Text section:
┏━━
By early August, South African students had lost between 30 and 59 days of school, depending on their grade. Teachers, especially those who did not have access to online learning platforms were unable to complete the school curriculum, leaving many gaps in students’ educational formation. International research showed that such learning losses could have lasting implications, even stretching into the labour market and affecting lifetime earnings.
The reality of the South African landscape is that, even before the national lockdown in March certain children were already struggling with various challenges. Research showed that 2.5 million children experienced hunger and almost a third who died were severely malnourished. Research by the Human Science Council showed an increase in hunger since the lockdown, as many workers lost their income and children no longer received free school meals. The COVID-19 pandemic enabled us to once again revisit our most core democratic ideals of freedom for all, access to food, education and safety. It further revealed that we are far from where we would like to be. As a nation we have been invited once again to reflect on why it is that our democracy is not working for all and that many, especially the young and most vulnerable, are still left out of a core part of their most formative years.
┗━━
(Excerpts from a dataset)
┏━━
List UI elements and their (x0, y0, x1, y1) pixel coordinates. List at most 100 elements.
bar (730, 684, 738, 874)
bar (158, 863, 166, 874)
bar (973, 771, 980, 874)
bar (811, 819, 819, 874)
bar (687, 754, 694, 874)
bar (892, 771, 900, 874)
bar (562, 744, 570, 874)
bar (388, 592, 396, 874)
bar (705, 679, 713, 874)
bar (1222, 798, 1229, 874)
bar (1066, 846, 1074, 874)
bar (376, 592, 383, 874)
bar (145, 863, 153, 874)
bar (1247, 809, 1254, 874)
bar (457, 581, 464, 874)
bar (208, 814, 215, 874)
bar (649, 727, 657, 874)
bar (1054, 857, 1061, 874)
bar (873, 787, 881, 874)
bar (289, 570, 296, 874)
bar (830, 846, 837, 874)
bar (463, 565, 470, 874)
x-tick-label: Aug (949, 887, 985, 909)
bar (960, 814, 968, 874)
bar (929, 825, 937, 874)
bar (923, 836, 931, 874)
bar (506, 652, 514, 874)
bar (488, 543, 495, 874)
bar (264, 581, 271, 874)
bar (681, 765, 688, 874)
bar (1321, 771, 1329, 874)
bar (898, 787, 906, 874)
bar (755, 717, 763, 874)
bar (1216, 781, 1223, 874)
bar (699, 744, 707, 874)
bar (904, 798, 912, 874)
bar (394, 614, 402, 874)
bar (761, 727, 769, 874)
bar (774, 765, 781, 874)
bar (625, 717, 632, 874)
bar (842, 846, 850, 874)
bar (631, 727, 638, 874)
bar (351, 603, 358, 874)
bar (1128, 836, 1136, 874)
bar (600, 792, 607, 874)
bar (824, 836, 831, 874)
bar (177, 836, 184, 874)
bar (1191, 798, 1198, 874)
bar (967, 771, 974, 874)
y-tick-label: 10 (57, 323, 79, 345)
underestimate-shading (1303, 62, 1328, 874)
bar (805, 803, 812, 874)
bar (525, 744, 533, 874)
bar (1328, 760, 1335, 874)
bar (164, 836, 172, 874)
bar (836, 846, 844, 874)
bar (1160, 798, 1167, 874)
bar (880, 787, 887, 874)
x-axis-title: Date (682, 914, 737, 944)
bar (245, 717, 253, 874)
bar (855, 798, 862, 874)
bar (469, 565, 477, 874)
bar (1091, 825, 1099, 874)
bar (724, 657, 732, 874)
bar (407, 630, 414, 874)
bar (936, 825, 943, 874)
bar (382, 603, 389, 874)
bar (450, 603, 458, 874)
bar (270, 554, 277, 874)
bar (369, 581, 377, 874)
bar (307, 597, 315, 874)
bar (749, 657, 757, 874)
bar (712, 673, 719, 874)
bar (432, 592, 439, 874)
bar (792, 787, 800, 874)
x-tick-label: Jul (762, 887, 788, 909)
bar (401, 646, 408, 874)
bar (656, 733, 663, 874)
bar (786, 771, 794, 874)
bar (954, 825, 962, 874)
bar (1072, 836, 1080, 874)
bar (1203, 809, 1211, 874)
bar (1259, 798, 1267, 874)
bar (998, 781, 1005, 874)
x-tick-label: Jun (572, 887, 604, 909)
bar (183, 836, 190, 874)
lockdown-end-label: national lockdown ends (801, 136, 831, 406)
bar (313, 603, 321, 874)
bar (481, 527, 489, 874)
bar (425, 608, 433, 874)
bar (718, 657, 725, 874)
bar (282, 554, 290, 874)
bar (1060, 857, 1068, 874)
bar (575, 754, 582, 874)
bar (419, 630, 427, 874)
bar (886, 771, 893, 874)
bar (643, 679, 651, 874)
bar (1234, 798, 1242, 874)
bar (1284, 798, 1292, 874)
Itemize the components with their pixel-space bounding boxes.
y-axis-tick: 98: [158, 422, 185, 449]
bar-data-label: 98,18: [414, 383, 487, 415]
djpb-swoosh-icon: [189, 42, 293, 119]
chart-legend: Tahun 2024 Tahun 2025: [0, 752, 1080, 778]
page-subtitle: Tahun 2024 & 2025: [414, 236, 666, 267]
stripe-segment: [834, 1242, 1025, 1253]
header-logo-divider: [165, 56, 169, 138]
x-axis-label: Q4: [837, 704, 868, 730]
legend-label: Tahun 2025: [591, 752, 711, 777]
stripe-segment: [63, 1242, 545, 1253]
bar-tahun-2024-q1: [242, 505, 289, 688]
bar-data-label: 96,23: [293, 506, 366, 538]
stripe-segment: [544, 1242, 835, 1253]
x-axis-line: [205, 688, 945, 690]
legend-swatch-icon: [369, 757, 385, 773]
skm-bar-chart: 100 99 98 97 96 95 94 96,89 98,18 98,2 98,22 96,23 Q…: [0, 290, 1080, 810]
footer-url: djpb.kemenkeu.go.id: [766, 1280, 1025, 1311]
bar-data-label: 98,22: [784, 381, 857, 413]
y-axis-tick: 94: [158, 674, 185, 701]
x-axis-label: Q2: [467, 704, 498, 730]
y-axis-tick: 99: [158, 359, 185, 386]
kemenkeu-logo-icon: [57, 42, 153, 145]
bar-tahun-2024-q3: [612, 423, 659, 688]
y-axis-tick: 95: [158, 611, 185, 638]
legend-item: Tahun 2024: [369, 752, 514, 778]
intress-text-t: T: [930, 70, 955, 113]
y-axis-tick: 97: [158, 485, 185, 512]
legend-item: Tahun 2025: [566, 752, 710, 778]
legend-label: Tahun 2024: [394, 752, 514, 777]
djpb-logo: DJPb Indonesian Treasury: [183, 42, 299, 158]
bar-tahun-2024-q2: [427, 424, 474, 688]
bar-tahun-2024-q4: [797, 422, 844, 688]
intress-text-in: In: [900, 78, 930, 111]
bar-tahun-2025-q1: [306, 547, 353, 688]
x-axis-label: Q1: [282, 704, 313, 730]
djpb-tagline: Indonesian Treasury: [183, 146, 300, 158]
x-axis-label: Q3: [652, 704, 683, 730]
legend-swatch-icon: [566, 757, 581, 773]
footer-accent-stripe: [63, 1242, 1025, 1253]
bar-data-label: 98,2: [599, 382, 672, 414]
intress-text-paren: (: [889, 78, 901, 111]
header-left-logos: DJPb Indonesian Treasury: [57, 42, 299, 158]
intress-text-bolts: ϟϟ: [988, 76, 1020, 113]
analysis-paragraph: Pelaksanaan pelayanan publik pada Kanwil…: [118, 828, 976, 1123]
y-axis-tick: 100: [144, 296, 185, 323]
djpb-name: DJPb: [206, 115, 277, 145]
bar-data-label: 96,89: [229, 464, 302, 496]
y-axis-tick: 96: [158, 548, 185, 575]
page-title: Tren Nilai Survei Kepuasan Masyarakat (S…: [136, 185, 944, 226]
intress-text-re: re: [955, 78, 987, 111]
┗━━
Set of tasks:
a) According to the text on South African schooling during the pandemic, how many days of school had students lost by early August?
b) Summarize the text on South African schooling during the pandemic in two sentences.
c) In the text on South African schooling during the pandemic, retype the passage from "By early August, South" to "affecting lifetime earnings.".

Responses per task:
a) Between 30 and 59 days, depending on their grade.

b) By early August, South African students had lost between 30 and 59 days of school, and teachers without online platforms could not complete the curriculum, a kind of learning loss that research links to lasting effects on the labor market and lifetime earnings. Hunger among children, already a problem before the March lockdown, increased as workers lost income and free school meals stopped, and the pandemic showed that the country's democracy still leaves many of the young and most vulnerable behind.

c)
By early August, South African students had lost between 30 and 59 days of school, depending on their grade. Teachers, especially those who did not have access to online learning platforms were unable to complete the school curriculum, leaving many gaps in students’ educational formation. International research showed that such learning losses could have lasting implications, even stretching into the labour market and affecting lifetime earnings.